• Aim of the exercise
Set each record down exactly, excluding all images.

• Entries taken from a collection
# # # # #

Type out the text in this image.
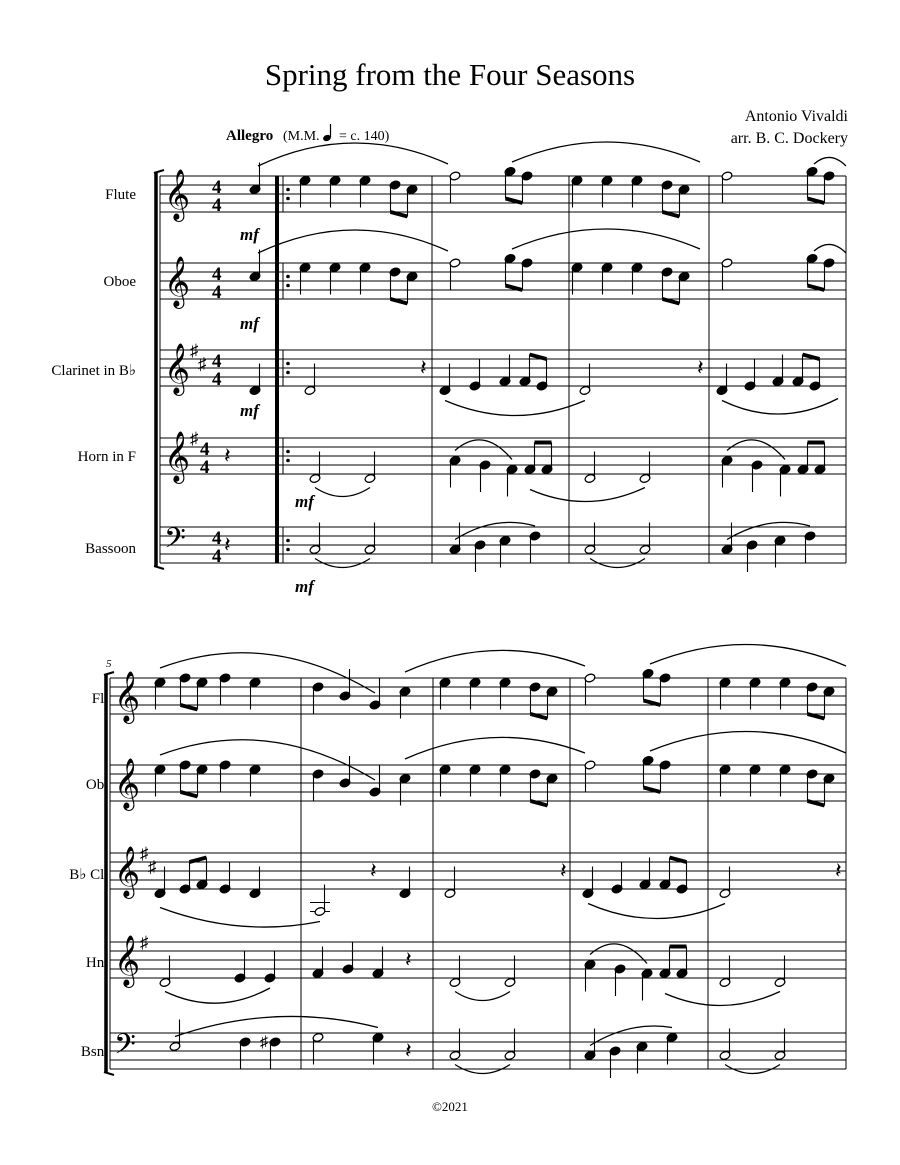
Spring from the Four Seasons
Antonio Vivaldi
arr. B. C. Dockery
Allegro (M.M. = c. 140)
Flute
Oboe
Clarinet in B♭
Horn in F
Bassoon
Fl.
Ob.
B♭ Cl.
Hn.
Bsn.
𝄞
𝄞
𝄞 ♯
♯
𝄞 ♯
𝄢
4
4
4
4
4
4
4
4
4
4
𝄞
𝄞
𝄞 ♯
♯
𝄞 ♯
𝄢
𝄽	𝄽
𝄽
𝄽
𝄽	𝄽	𝄽
𝄽
♯	𝄽
5
mf
mf
mf
mf
mf
©2021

# # # # #

• Response
Type out the text in this image.
Spring from the Four Seasons
Antonio Vivaldi
arr. B. C. Dockery
Allegro (M.M. = c. 140)
Flute
Oboe
Clarinet in B♭
Horn in F
Bassoon
Fl.
Ob.
B♭ Cl.
Hn.
Bsn.
𝄞
𝄞
𝄞 ♯
♯
𝄞 ♯
𝄢
4
4
4
4
4
4
4
4
4
4
𝄞
𝄞
𝄞 ♯
♯
𝄞 ♯
𝄢
𝄽	𝄽
𝄽
𝄽
𝄽	𝄽	𝄽
𝄽
♯	𝄽
5
mf
mf
mf
mf
mf
©2021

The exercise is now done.